== Exercise instructions ==
Count how many lines of the material below have the word "لذوي" and give only the number.

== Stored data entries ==
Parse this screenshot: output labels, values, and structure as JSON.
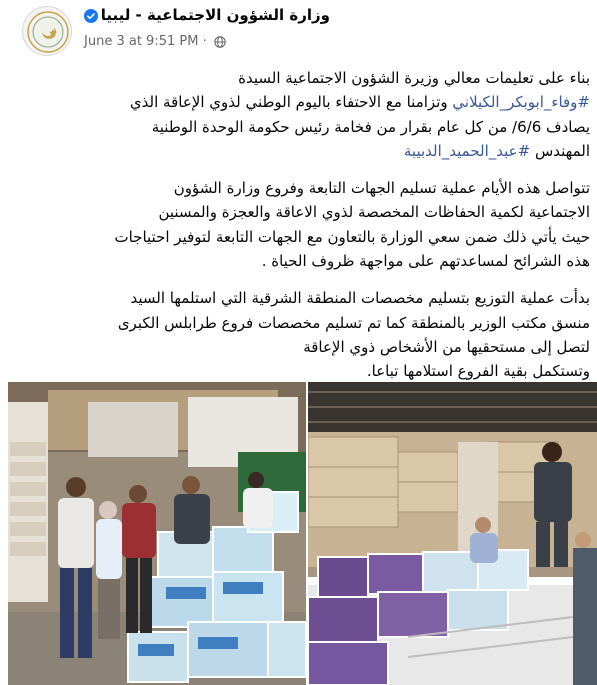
{
  "post": {
    "page_name": "وزارة الشؤون الاجتماعية - ليبيا",
    "verified": true,
    "timestamp": "June 3 at 9:51 PM",
    "separator": "·",
    "privacy_icon": "globe-icon",
    "text": {
      "p1": {
        "l1": "بناء على تعليمات معالي  وزيرة الشؤون الاجتماعية السيدة",
        "l2_tag": "#وفاء_ابوبكر_الكيلاني",
        "l2_text": " وتزامنا مع الاحتفاء باليوم الوطني لذوي الإعاقة الذي",
        "l3": "يصادف 6/6/ من كل عام بقرار من فخامة رئيس حكومة الوحدة الوطنية",
        "l4_text": "المهندس ",
        "l4_tag": "#عبد_الحميد_الدبيبة"
      },
      "p2": {
        "l1": "تتواصل هذه الأيام عملية  تسليم الجهات التابعة وفروع وزارة الشؤون",
        "l2": "الاجتماعية  لكمية الحفاظات المخصصة لذوي الاعاقة  والعجزة والمسنين",
        "l3": "حيث يأتي ذلك ضمن سعي الوزارة بالتعاون مع الجهات التابعة لتوفير احتياجات",
        "l4": "هذه الشرائح لمساعدتهم على مواجهة ظروف الحياة ."
      },
      "p3": {
        "l1": "بدأت عملية التوزيع بتسليم مخصصات المنطقة الشرقية التي استلمها السيد",
        "l2": "منسق مكتب الوزير بالمنطقة كما تم تسليم مخصصات فروع طرابلس الكبرى",
        "l3": "لتصل إلى مستحقيها من الأشخاص ذوي الإعاقة",
        "l4": "وتستكمل بقية الفروع استلامها تباعا."
      }
    },
    "photos": [
      "photo-warehouse-group",
      "photo-truck-loading"
    ],
    "colors": {
      "hashtag": "#385898",
      "verified": "#1877f2",
      "meta": "#65676b"
    }
  }
}
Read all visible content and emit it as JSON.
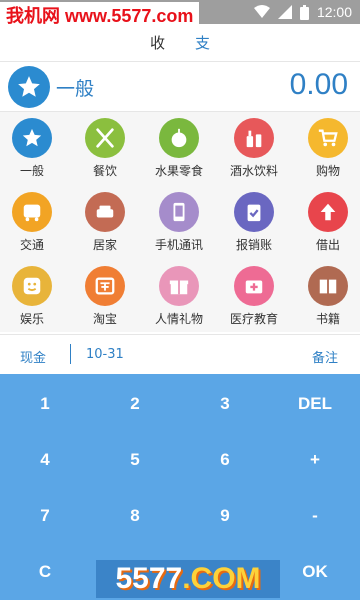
{
  "watermark_top": "我机网 www.5577.com",
  "status": {
    "time": "12:00"
  },
  "tabs": [
    {
      "label": "收"
    },
    {
      "label": "支"
    }
  ],
  "summary": {
    "category": "一般",
    "amount": "0.00"
  },
  "categories": [
    {
      "label": "一般",
      "color": "#2b8bd0",
      "icon": "star-icon"
    },
    {
      "label": "餐饮",
      "color": "#8bbf3e",
      "icon": "fork-knife-icon"
    },
    {
      "label": "水果零食",
      "color": "#7ab83e",
      "icon": "apple-icon"
    },
    {
      "label": "酒水饮料",
      "color": "#e7585a",
      "icon": "bottle-icon"
    },
    {
      "label": "购物",
      "color": "#f5b82e",
      "icon": "cart-icon"
    },
    {
      "label": "交通",
      "color": "#f2a424",
      "icon": "bus-icon"
    },
    {
      "label": "居家",
      "color": "#c36b54",
      "icon": "sofa-icon"
    },
    {
      "label": "手机通讯",
      "color": "#a58ccb",
      "icon": "phone-icon"
    },
    {
      "label": "报销账",
      "color": "#6a67c1",
      "icon": "clipboard-icon"
    },
    {
      "label": "借出",
      "color": "#e8454c",
      "icon": "arrow-up-icon"
    },
    {
      "label": "娱乐",
      "color": "#e8b43a",
      "icon": "smile-icon"
    },
    {
      "label": "淘宝",
      "color": "#f07e34",
      "icon": "taobao-icon"
    },
    {
      "label": "人情礼物",
      "color": "#e996b9",
      "icon": "gift-icon"
    },
    {
      "label": "医疗教育",
      "color": "#ee6b94",
      "icon": "medkit-icon"
    },
    {
      "label": "书籍",
      "color": "#b06a52",
      "icon": "book-icon"
    }
  ],
  "note_row": {
    "account": "现金",
    "date": "10-31",
    "note": "备注"
  },
  "keypad": {
    "keys": [
      "1",
      "2",
      "3",
      "DEL",
      "4",
      "5",
      "6",
      "+",
      "7",
      "8",
      "9",
      "-",
      "C",
      "0",
      ".",
      "OK"
    ]
  },
  "watermark_bottom": {
    "prefix": "5577",
    "suffix": ".COM"
  }
}
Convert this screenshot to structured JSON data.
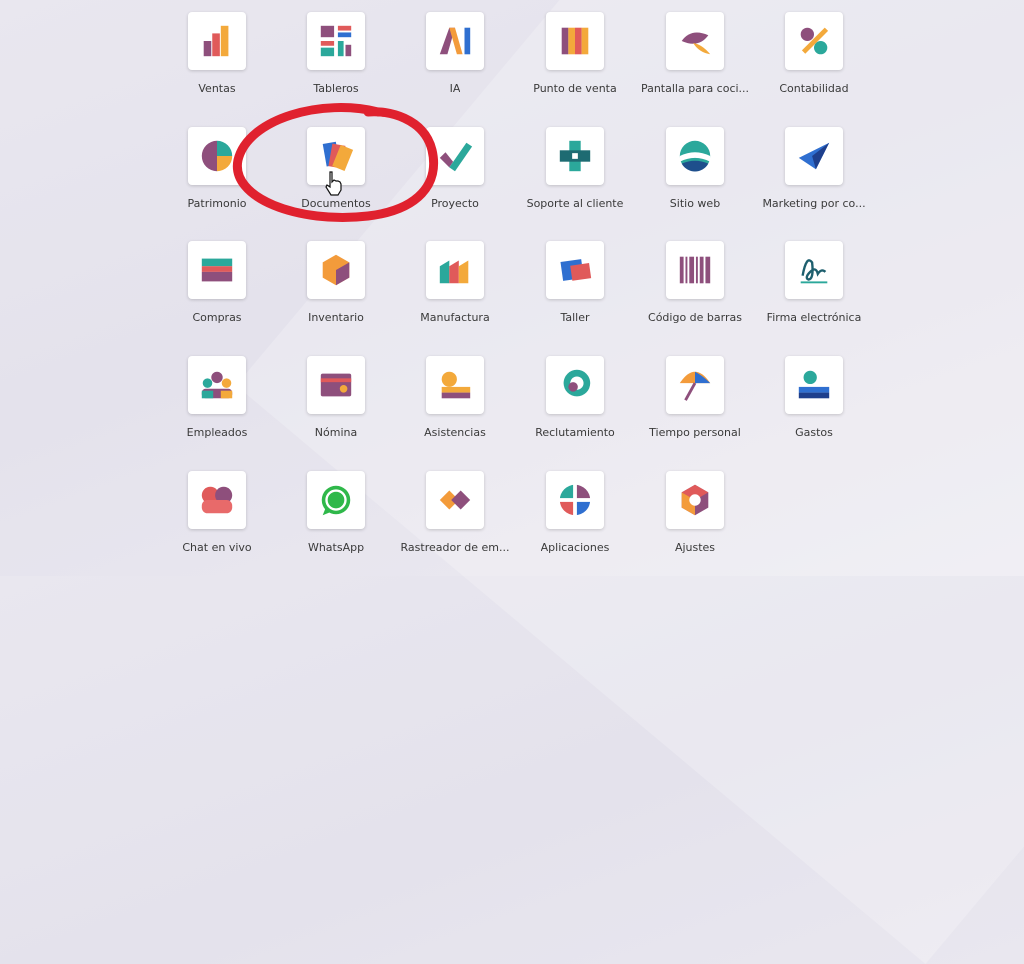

== Solution to the exercise ==
2